Required task:
Copy out the lines, from the first one up to and including the line with "svg-text:8: 8 [40, 218, 47, 232]".

──────────────────────────────

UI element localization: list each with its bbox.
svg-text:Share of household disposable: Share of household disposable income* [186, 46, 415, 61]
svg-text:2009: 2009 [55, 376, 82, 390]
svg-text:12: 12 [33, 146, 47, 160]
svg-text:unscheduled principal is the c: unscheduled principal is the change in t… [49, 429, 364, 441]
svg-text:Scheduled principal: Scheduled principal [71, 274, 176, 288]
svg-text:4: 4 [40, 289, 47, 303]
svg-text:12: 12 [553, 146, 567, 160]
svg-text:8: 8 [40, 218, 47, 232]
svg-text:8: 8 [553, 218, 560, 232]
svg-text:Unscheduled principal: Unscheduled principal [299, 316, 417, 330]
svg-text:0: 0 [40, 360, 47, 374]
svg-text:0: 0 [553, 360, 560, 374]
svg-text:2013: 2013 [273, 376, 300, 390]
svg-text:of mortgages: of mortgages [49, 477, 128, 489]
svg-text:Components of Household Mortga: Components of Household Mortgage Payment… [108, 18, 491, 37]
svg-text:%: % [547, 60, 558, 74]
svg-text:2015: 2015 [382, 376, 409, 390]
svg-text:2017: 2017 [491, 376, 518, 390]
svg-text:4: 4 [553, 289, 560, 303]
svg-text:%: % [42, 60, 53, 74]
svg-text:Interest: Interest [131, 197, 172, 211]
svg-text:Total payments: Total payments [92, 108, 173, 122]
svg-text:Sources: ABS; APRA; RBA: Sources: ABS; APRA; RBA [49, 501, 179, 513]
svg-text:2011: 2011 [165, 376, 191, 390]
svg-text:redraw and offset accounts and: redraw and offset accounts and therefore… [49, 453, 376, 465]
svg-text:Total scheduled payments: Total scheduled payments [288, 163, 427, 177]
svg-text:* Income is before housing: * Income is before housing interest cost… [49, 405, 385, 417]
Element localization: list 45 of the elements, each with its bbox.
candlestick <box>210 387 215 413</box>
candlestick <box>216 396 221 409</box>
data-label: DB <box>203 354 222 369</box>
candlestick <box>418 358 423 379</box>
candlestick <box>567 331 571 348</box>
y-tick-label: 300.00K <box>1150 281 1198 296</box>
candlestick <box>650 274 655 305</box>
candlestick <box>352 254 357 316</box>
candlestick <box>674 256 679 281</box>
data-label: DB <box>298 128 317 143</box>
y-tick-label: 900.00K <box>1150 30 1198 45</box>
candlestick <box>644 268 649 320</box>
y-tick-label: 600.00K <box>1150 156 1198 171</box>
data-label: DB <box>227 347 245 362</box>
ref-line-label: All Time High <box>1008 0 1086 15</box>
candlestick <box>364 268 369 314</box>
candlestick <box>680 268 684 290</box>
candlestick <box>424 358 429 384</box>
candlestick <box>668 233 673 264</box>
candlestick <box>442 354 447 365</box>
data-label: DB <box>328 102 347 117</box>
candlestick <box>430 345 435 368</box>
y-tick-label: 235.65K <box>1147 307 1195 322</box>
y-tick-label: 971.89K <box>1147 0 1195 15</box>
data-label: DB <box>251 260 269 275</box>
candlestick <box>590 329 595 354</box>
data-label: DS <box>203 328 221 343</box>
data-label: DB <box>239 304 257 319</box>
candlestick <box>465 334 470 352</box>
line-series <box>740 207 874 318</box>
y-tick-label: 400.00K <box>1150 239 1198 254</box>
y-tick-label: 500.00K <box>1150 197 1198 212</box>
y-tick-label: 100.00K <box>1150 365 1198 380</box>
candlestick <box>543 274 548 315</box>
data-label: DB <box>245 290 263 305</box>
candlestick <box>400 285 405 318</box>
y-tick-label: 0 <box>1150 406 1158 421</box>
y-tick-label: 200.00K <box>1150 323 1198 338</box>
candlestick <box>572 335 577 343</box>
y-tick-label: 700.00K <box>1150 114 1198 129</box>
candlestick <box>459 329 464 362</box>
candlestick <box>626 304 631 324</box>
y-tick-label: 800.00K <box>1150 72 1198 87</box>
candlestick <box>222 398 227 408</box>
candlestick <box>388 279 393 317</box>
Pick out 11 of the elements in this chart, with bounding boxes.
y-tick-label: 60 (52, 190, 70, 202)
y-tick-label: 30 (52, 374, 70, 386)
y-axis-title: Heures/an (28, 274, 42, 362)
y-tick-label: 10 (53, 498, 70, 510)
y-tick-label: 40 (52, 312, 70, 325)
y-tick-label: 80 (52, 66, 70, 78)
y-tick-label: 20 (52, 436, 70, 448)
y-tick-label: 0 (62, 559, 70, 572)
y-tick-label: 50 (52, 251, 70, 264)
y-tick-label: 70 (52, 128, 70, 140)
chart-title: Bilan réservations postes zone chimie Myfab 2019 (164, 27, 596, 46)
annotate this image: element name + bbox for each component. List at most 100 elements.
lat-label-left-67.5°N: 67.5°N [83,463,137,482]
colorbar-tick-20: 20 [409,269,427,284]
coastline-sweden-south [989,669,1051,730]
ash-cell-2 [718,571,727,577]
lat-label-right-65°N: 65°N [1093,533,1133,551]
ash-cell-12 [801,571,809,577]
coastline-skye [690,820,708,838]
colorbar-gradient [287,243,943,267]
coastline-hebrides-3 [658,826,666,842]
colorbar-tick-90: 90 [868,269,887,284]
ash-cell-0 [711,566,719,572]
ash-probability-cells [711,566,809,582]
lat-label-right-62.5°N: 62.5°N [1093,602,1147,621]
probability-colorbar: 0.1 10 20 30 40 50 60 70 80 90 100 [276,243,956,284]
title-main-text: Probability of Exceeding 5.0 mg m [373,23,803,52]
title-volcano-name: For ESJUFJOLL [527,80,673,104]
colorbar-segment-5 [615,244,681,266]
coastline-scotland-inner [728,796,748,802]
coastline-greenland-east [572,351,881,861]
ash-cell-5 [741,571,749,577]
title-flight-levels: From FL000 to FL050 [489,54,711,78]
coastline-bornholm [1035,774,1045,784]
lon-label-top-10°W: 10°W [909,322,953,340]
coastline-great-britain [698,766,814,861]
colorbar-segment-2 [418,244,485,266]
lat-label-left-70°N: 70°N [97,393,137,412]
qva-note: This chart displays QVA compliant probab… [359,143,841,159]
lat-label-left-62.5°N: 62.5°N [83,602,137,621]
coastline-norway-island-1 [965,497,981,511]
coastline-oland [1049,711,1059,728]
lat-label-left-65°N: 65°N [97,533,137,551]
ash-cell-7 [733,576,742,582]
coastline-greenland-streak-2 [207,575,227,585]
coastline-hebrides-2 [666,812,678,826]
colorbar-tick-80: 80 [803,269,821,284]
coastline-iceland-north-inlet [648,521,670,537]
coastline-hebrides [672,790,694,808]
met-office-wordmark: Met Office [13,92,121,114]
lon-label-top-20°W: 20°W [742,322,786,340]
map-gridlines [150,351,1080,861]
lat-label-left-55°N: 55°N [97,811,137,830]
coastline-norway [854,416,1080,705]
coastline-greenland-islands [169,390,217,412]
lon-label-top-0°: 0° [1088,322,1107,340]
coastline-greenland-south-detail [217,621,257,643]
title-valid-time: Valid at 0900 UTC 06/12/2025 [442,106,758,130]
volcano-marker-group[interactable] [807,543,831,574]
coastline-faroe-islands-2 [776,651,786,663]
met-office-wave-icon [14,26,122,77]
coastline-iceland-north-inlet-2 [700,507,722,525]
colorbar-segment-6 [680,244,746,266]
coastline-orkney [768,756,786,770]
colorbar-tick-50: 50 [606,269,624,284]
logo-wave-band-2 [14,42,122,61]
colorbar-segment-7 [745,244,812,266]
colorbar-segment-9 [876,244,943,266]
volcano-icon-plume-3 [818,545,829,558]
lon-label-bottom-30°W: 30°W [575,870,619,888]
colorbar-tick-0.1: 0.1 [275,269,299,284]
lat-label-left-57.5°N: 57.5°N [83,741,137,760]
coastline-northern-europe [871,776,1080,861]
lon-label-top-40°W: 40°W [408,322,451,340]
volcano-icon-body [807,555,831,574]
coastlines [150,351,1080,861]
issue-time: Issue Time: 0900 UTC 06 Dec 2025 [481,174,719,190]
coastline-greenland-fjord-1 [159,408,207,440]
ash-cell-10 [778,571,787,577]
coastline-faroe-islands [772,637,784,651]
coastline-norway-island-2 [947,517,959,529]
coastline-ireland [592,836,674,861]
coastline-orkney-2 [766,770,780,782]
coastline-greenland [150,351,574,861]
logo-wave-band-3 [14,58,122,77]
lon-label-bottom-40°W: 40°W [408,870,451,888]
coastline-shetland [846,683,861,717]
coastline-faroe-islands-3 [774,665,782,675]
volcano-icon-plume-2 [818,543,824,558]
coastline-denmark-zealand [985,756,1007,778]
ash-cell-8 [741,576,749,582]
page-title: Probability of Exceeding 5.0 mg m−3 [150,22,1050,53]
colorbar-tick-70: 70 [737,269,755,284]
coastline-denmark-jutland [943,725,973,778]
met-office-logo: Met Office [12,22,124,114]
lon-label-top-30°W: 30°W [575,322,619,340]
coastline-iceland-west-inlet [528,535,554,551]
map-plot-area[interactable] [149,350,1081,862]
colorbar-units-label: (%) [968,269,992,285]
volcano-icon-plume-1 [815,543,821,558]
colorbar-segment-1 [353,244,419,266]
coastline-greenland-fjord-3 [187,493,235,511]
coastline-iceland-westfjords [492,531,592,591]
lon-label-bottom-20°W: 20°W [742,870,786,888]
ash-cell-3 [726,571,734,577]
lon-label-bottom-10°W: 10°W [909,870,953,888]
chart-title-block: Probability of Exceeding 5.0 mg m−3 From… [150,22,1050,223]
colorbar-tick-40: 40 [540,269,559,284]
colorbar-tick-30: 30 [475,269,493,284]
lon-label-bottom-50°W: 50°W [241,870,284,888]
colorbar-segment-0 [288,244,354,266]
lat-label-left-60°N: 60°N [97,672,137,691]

──────────────────────────────

Reply to the task:
UI element localization: list each with its bbox.
svg-text:Share of household disposable: Share of household disposable income* [186, 46, 415, 61]
svg-text:2009: 2009 [55, 376, 82, 390]
svg-text:12: 12 [33, 146, 47, 160]
svg-text:unscheduled principal is the c: unscheduled principal is the change in t… [49, 429, 364, 441]
svg-text:Scheduled principal: Scheduled principal [71, 274, 176, 288]
svg-text:4: 4 [40, 289, 47, 303]
svg-text:12: 12 [553, 146, 567, 160]
svg-text:8: 8 [40, 218, 47, 232]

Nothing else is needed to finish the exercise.